--- Exercise objective ---
Compute how many lines in the entries below contain "ffffff", and output nothing but the number.

--- A block of data ---
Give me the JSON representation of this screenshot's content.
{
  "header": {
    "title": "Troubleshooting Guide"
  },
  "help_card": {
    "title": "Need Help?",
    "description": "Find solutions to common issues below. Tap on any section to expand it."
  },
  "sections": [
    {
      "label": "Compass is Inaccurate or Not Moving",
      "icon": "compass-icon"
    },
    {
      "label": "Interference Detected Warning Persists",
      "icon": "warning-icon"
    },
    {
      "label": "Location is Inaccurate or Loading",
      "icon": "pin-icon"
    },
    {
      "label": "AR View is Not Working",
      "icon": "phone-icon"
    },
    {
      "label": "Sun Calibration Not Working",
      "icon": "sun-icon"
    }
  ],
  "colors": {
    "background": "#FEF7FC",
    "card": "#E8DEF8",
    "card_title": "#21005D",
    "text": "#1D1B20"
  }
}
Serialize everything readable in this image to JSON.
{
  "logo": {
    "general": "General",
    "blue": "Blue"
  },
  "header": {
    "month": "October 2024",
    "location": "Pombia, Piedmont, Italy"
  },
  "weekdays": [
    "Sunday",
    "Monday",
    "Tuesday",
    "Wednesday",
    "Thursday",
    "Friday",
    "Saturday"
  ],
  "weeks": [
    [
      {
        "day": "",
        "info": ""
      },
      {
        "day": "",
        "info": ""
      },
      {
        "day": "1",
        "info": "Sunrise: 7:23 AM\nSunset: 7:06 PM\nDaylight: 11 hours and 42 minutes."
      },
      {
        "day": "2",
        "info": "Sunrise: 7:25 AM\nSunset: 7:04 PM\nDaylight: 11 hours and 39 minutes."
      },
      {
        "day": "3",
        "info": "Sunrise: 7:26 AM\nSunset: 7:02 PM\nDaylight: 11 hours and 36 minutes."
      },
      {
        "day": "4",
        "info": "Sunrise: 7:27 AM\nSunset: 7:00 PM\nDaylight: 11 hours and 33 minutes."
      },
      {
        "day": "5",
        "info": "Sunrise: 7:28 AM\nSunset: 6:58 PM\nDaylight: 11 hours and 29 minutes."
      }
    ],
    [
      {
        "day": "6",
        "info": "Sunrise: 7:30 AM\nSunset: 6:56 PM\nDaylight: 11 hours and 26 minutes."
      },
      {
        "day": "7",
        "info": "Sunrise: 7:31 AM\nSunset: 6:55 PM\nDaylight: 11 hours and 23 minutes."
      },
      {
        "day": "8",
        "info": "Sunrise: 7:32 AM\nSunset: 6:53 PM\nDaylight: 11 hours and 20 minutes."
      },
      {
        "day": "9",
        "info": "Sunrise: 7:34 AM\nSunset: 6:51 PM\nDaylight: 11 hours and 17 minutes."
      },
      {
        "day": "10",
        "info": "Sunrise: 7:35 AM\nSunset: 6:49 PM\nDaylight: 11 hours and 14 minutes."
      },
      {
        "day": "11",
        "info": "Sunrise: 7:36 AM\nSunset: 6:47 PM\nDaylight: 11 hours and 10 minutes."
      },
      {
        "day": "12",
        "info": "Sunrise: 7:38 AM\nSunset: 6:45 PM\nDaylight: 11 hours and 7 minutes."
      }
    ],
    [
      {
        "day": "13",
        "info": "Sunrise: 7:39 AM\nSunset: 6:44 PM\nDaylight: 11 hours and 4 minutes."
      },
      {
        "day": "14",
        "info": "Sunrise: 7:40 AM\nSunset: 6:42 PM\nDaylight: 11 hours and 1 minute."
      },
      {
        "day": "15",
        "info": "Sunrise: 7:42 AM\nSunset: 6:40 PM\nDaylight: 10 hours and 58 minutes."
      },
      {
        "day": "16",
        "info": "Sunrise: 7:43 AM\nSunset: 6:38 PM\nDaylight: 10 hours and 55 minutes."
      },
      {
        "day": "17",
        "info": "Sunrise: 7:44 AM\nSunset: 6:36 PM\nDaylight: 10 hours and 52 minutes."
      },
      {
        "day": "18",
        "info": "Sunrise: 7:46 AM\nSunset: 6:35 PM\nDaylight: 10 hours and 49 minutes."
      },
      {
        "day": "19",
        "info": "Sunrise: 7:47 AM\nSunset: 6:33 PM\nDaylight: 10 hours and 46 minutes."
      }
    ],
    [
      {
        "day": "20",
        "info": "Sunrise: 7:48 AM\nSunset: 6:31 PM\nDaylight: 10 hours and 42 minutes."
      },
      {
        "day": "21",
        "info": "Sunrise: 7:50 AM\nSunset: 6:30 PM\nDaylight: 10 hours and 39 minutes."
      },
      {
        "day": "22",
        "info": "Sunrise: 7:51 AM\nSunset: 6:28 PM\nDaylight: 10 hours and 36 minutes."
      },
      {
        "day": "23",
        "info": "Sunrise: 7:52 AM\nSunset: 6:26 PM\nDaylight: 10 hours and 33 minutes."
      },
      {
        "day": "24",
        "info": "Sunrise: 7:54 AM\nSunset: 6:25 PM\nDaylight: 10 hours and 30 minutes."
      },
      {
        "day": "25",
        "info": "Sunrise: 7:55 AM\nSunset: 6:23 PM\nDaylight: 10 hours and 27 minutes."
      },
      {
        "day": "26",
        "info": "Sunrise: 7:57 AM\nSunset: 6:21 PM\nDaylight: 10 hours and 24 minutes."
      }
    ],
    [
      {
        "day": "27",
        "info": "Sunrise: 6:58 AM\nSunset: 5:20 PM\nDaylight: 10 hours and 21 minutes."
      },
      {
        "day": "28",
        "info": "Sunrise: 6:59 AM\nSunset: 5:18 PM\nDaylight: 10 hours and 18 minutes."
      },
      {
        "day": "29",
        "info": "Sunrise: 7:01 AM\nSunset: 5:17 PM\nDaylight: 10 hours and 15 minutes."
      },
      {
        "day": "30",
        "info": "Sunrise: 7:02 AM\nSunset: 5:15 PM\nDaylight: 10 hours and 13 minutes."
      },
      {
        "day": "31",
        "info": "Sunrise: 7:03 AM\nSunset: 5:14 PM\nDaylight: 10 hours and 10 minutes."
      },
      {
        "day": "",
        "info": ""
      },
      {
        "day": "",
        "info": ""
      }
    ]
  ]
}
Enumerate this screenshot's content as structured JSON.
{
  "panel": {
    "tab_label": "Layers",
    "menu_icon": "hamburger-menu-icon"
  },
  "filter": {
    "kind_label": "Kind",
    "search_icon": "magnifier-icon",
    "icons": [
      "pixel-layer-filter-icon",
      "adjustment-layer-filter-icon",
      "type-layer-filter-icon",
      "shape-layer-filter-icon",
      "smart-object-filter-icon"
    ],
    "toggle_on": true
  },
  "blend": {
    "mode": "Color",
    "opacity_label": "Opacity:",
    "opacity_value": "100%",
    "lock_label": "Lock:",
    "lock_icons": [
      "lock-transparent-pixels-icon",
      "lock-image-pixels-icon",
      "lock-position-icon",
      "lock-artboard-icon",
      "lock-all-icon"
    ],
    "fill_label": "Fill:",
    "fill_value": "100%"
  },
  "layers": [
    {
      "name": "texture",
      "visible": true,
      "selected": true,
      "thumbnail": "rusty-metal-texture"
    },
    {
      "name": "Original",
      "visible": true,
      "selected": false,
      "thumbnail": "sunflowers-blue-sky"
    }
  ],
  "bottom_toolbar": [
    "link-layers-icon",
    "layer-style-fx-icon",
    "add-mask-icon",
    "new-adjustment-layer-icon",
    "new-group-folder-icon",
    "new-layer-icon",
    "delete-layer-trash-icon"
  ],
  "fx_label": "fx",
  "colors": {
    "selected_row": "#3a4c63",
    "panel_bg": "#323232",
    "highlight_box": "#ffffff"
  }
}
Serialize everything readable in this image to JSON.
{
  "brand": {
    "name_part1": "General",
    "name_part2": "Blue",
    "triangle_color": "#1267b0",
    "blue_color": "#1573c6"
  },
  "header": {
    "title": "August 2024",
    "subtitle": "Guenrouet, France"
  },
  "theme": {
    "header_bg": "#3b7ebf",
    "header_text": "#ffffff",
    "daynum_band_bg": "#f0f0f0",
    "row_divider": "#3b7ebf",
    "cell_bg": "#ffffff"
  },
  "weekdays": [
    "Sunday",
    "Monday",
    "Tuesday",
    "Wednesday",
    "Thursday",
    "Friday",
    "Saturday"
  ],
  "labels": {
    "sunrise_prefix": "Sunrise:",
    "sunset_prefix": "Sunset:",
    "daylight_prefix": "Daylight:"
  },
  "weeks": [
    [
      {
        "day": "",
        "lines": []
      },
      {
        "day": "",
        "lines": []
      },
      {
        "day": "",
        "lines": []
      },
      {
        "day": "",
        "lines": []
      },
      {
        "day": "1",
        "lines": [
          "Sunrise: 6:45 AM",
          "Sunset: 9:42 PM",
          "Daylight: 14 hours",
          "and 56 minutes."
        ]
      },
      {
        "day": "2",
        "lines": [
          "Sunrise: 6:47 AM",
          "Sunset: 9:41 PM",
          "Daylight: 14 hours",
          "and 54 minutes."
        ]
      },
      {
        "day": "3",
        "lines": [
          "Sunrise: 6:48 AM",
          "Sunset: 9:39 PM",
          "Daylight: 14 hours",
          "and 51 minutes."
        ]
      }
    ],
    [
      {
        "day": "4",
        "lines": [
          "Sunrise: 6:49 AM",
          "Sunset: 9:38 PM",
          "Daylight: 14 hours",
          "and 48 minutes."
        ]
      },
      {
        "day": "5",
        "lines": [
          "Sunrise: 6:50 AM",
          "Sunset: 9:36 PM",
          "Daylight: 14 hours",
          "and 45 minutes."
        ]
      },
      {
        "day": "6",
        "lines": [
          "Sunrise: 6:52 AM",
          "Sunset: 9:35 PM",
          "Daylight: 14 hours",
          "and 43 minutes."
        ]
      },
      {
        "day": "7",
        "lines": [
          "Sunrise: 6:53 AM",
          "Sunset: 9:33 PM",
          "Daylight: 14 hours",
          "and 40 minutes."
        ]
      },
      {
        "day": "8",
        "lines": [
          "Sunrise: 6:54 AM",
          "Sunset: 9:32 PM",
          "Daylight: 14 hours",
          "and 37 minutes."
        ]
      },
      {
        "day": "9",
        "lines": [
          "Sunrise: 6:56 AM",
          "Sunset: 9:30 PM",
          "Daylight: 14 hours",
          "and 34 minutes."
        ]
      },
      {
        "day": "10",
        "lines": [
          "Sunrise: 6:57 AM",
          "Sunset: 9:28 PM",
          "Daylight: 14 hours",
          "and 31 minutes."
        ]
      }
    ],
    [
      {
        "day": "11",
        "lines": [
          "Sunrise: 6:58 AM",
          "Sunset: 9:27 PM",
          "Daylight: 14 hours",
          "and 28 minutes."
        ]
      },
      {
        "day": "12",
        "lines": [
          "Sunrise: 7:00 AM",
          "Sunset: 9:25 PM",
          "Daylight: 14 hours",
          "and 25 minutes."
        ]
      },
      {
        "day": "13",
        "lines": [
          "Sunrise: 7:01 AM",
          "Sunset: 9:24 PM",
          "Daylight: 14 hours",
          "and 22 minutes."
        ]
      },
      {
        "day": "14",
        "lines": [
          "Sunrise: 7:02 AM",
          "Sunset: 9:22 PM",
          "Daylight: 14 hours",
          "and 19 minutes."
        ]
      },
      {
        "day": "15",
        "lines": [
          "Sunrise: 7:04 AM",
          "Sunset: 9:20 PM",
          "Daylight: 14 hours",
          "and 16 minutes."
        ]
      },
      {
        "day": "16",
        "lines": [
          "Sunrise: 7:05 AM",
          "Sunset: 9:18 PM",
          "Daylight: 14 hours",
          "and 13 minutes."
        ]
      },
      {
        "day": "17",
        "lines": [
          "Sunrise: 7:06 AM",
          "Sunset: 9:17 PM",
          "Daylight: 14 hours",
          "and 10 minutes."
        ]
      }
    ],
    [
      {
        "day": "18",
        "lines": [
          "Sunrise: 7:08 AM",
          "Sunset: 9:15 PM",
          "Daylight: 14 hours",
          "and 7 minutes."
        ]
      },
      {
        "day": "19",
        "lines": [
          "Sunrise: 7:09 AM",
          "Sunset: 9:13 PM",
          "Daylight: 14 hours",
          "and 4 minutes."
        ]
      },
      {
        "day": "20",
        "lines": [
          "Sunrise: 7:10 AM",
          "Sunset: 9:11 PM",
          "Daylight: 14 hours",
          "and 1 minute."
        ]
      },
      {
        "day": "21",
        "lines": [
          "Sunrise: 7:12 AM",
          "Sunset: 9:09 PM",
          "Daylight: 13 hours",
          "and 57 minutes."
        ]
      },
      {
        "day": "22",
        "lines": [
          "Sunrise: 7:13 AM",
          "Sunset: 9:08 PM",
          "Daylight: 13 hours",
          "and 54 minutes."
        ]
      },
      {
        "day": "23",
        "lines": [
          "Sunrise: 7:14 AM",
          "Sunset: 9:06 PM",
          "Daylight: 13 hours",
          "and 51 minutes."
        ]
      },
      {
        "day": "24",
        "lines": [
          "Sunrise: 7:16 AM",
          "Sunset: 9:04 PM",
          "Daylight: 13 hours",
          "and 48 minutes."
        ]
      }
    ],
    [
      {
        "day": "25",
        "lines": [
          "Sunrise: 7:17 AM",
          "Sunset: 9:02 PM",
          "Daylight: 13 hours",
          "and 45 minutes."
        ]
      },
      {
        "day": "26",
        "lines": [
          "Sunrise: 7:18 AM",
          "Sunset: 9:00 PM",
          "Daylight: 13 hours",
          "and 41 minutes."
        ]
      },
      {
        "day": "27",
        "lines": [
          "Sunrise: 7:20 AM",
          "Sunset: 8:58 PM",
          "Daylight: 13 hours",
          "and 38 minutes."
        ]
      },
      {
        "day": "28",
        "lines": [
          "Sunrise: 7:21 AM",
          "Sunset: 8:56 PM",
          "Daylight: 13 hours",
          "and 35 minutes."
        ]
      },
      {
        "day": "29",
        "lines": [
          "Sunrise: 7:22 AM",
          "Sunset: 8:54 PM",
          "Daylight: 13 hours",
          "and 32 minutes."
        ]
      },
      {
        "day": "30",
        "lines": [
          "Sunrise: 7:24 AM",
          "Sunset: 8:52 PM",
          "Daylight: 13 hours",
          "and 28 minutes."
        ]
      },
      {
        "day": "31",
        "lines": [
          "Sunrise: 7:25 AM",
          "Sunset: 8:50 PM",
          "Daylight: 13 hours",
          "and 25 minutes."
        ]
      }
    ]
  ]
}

--- Answer ---
3